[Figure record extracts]
[Begin]
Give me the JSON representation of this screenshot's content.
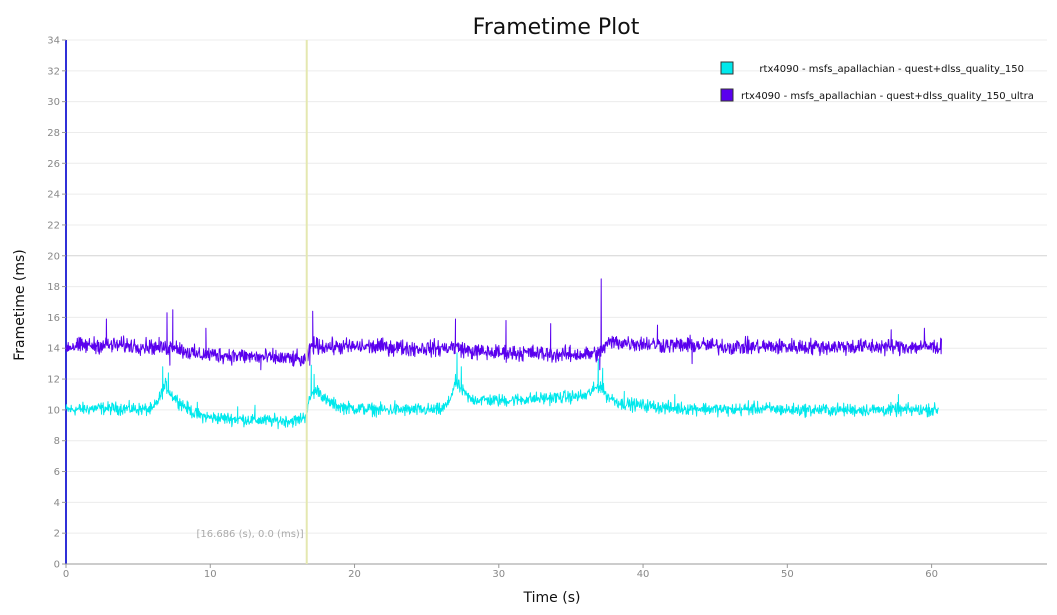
{
  "chart_data": {
    "type": "line",
    "title": "Frametime Plot",
    "xlabel": "Time (s)",
    "ylabel": "Frametime (ms)",
    "xlim": [
      0,
      68
    ],
    "ylim": [
      0,
      34
    ],
    "xticks": [
      0,
      10,
      20,
      30,
      40,
      50,
      60
    ],
    "yticks": [
      0,
      2,
      4,
      6,
      8,
      10,
      12,
      14,
      16,
      18,
      20,
      22,
      24,
      26,
      28,
      30,
      32,
      34
    ],
    "grid": true,
    "legend_position": "top-right",
    "cursor": {
      "x": 16.686,
      "label": "[16.686 (s), 0.0 (ms)]",
      "color": "#e4e8b0"
    },
    "series": [
      {
        "name": "rtx4090 - msfs_apallachian - quest+dlss_quality_150",
        "color": "#00e8ec",
        "noise": 0.25,
        "points": [
          [
            0,
            10.0
          ],
          [
            2,
            10.1
          ],
          [
            4,
            10.1
          ],
          [
            6,
            10.0
          ],
          [
            6.5,
            10.8
          ],
          [
            6.9,
            11.6
          ],
          [
            7.3,
            11.0
          ],
          [
            8,
            10.4
          ],
          [
            9,
            9.7
          ],
          [
            10,
            9.5
          ],
          [
            12,
            9.4
          ],
          [
            14,
            9.3
          ],
          [
            16,
            9.3
          ],
          [
            16.6,
            9.6
          ],
          [
            17.0,
            11.0
          ],
          [
            17.5,
            11.3
          ],
          [
            18,
            10.6
          ],
          [
            19,
            10.2
          ],
          [
            20,
            10.1
          ],
          [
            22,
            10.0
          ],
          [
            24,
            10.0
          ],
          [
            26,
            10.0
          ],
          [
            26.5,
            10.4
          ],
          [
            27.0,
            11.8
          ],
          [
            27.5,
            11.2
          ],
          [
            28,
            10.7
          ],
          [
            30,
            10.6
          ],
          [
            32,
            10.7
          ],
          [
            34,
            10.8
          ],
          [
            36,
            10.9
          ],
          [
            37.0,
            11.6
          ],
          [
            37.5,
            10.9
          ],
          [
            38.5,
            10.4
          ],
          [
            40,
            10.3
          ],
          [
            42,
            10.1
          ],
          [
            44,
            10.1
          ],
          [
            46,
            10.0
          ],
          [
            48,
            10.1
          ],
          [
            50,
            10.0
          ],
          [
            52,
            10.0
          ],
          [
            54,
            10.0
          ],
          [
            56,
            10.0
          ],
          [
            58,
            10.0
          ],
          [
            60,
            10.0
          ],
          [
            60.5,
            10.0
          ]
        ],
        "spikes": [
          [
            6.7,
            12.8
          ],
          [
            7.1,
            12.4
          ],
          [
            17.0,
            12.9
          ],
          [
            17.2,
            12.3
          ],
          [
            27.1,
            13.7
          ],
          [
            27.4,
            12.8
          ],
          [
            36.9,
            13.3
          ],
          [
            37.2,
            12.7
          ],
          [
            38.7,
            11.2
          ],
          [
            42.2,
            11.0
          ],
          [
            57.7,
            11.0
          ],
          [
            59.8,
            10.4
          ],
          [
            9.1,
            10.5
          ],
          [
            11.9,
            10.2
          ],
          [
            13.1,
            10.3
          ],
          [
            22.8,
            10.6
          ],
          [
            47.3,
            10.6
          ]
        ]
      },
      {
        "name": "rtx4090 - msfs_apallachian - quest+dlss_quality_150_ultra",
        "color": "#5a00ee",
        "noise": 0.32,
        "points": [
          [
            0,
            14.1
          ],
          [
            2,
            14.2
          ],
          [
            4,
            14.2
          ],
          [
            6,
            14.1
          ],
          [
            7,
            14.0
          ],
          [
            7.5,
            14.2
          ],
          [
            8,
            13.9
          ],
          [
            9,
            13.6
          ],
          [
            10,
            13.6
          ],
          [
            12,
            13.5
          ],
          [
            14,
            13.4
          ],
          [
            16,
            13.3
          ],
          [
            16.6,
            13.1
          ],
          [
            17.0,
            14.2
          ],
          [
            18,
            14.1
          ],
          [
            20,
            14.1
          ],
          [
            22,
            14.1
          ],
          [
            24,
            14.0
          ],
          [
            26,
            14.0
          ],
          [
            27,
            14.1
          ],
          [
            28,
            13.8
          ],
          [
            30,
            13.7
          ],
          [
            32,
            13.7
          ],
          [
            34,
            13.6
          ],
          [
            36,
            13.6
          ],
          [
            37,
            13.7
          ],
          [
            37.5,
            14.3
          ],
          [
            38,
            14.4
          ],
          [
            40,
            14.3
          ],
          [
            42,
            14.2
          ],
          [
            44,
            14.2
          ],
          [
            46,
            14.1
          ],
          [
            48,
            14.1
          ],
          [
            50,
            14.1
          ],
          [
            52,
            14.1
          ],
          [
            54,
            14.1
          ],
          [
            56,
            14.1
          ],
          [
            58,
            14.1
          ],
          [
            60,
            14.1
          ],
          [
            60.7,
            14.1
          ]
        ],
        "spikes": [
          [
            7.0,
            16.3
          ],
          [
            7.4,
            16.5
          ],
          [
            7.2,
            12.9
          ],
          [
            2.8,
            15.9
          ],
          [
            9.7,
            15.3
          ],
          [
            17.1,
            16.4
          ],
          [
            16.9,
            12.9
          ],
          [
            27.0,
            15.9
          ],
          [
            30.5,
            15.8
          ],
          [
            33.6,
            15.6
          ],
          [
            37.1,
            18.5
          ],
          [
            37.0,
            12.6
          ],
          [
            41.0,
            15.5
          ],
          [
            59.5,
            15.3
          ],
          [
            43.4,
            13.0
          ],
          [
            13.5,
            12.6
          ],
          [
            57.2,
            15.2
          ]
        ]
      }
    ]
  }
}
[End]
## Task statement
Write out every line above exactly as it is, leaving out the pictures.

## Full answer
Give me the JSON representation of this screenshot's content.
{
  "chart_data": {
    "type": "line",
    "title": "Frametime Plot",
    "xlabel": "Time (s)",
    "ylabel": "Frametime (ms)",
    "xlim": [
      0,
      68
    ],
    "ylim": [
      0,
      34
    ],
    "xticks": [
      0,
      10,
      20,
      30,
      40,
      50,
      60
    ],
    "yticks": [
      0,
      2,
      4,
      6,
      8,
      10,
      12,
      14,
      16,
      18,
      20,
      22,
      24,
      26,
      28,
      30,
      32,
      34
    ],
    "grid": true,
    "legend_position": "top-right",
    "cursor": {
      "x": 16.686,
      "label": "[16.686 (s), 0.0 (ms)]",
      "color": "#e4e8b0"
    },
    "series": [
      {
        "name": "rtx4090 - msfs_apallachian - quest+dlss_quality_150",
        "color": "#00e8ec",
        "noise": 0.25,
        "points": [
          [
            0,
            10.0
          ],
          [
            2,
            10.1
          ],
          [
            4,
            10.1
          ],
          [
            6,
            10.0
          ],
          [
            6.5,
            10.8
          ],
          [
            6.9,
            11.6
          ],
          [
            7.3,
            11.0
          ],
          [
            8,
            10.4
          ],
          [
            9,
            9.7
          ],
          [
            10,
            9.5
          ],
          [
            12,
            9.4
          ],
          [
            14,
            9.3
          ],
          [
            16,
            9.3
          ],
          [
            16.6,
            9.6
          ],
          [
            17.0,
            11.0
          ],
          [
            17.5,
            11.3
          ],
          [
            18,
            10.6
          ],
          [
            19,
            10.2
          ],
          [
            20,
            10.1
          ],
          [
            22,
            10.0
          ],
          [
            24,
            10.0
          ],
          [
            26,
            10.0
          ],
          [
            26.5,
            10.4
          ],
          [
            27.0,
            11.8
          ],
          [
            27.5,
            11.2
          ],
          [
            28,
            10.7
          ],
          [
            30,
            10.6
          ],
          [
            32,
            10.7
          ],
          [
            34,
            10.8
          ],
          [
            36,
            10.9
          ],
          [
            37.0,
            11.6
          ],
          [
            37.5,
            10.9
          ],
          [
            38.5,
            10.4
          ],
          [
            40,
            10.3
          ],
          [
            42,
            10.1
          ],
          [
            44,
            10.1
          ],
          [
            46,
            10.0
          ],
          [
            48,
            10.1
          ],
          [
            50,
            10.0
          ],
          [
            52,
            10.0
          ],
          [
            54,
            10.0
          ],
          [
            56,
            10.0
          ],
          [
            58,
            10.0
          ],
          [
            60,
            10.0
          ],
          [
            60.5,
            10.0
          ]
        ],
        "spikes": [
          [
            6.7,
            12.8
          ],
          [
            7.1,
            12.4
          ],
          [
            17.0,
            12.9
          ],
          [
            17.2,
            12.3
          ],
          [
            27.1,
            13.7
          ],
          [
            27.4,
            12.8
          ],
          [
            36.9,
            13.3
          ],
          [
            37.2,
            12.7
          ],
          [
            38.7,
            11.2
          ],
          [
            42.2,
            11.0
          ],
          [
            57.7,
            11.0
          ],
          [
            59.8,
            10.4
          ],
          [
            9.1,
            10.5
          ],
          [
            11.9,
            10.2
          ],
          [
            13.1,
            10.3
          ],
          [
            22.8,
            10.6
          ],
          [
            47.3,
            10.6
          ]
        ]
      },
      {
        "name": "rtx4090 - msfs_apallachian - quest+dlss_quality_150_ultra",
        "color": "#5a00ee",
        "noise": 0.32,
        "points": [
          [
            0,
            14.1
          ],
          [
            2,
            14.2
          ],
          [
            4,
            14.2
          ],
          [
            6,
            14.1
          ],
          [
            7,
            14.0
          ],
          [
            7.5,
            14.2
          ],
          [
            8,
            13.9
          ],
          [
            9,
            13.6
          ],
          [
            10,
            13.6
          ],
          [
            12,
            13.5
          ],
          [
            14,
            13.4
          ],
          [
            16,
            13.3
          ],
          [
            16.6,
            13.1
          ],
          [
            17.0,
            14.2
          ],
          [
            18,
            14.1
          ],
          [
            20,
            14.1
          ],
          [
            22,
            14.1
          ],
          [
            24,
            14.0
          ],
          [
            26,
            14.0
          ],
          [
            27,
            14.1
          ],
          [
            28,
            13.8
          ],
          [
            30,
            13.7
          ],
          [
            32,
            13.7
          ],
          [
            34,
            13.6
          ],
          [
            36,
            13.6
          ],
          [
            37,
            13.7
          ],
          [
            37.5,
            14.3
          ],
          [
            38,
            14.4
          ],
          [
            40,
            14.3
          ],
          [
            42,
            14.2
          ],
          [
            44,
            14.2
          ],
          [
            46,
            14.1
          ],
          [
            48,
            14.1
          ],
          [
            50,
            14.1
          ],
          [
            52,
            14.1
          ],
          [
            54,
            14.1
          ],
          [
            56,
            14.1
          ],
          [
            58,
            14.1
          ],
          [
            60,
            14.1
          ],
          [
            60.7,
            14.1
          ]
        ],
        "spikes": [
          [
            7.0,
            16.3
          ],
          [
            7.4,
            16.5
          ],
          [
            7.2,
            12.9
          ],
          [
            2.8,
            15.9
          ],
          [
            9.7,
            15.3
          ],
          [
            17.1,
            16.4
          ],
          [
            16.9,
            12.9
          ],
          [
            27.0,
            15.9
          ],
          [
            30.5,
            15.8
          ],
          [
            33.6,
            15.6
          ],
          [
            37.1,
            18.5
          ],
          [
            37.0,
            12.6
          ],
          [
            41.0,
            15.5
          ],
          [
            59.5,
            15.3
          ],
          [
            43.4,
            13.0
          ],
          [
            13.5,
            12.6
          ],
          [
            57.2,
            15.2
          ]
        ]
      }
    ]
  }
}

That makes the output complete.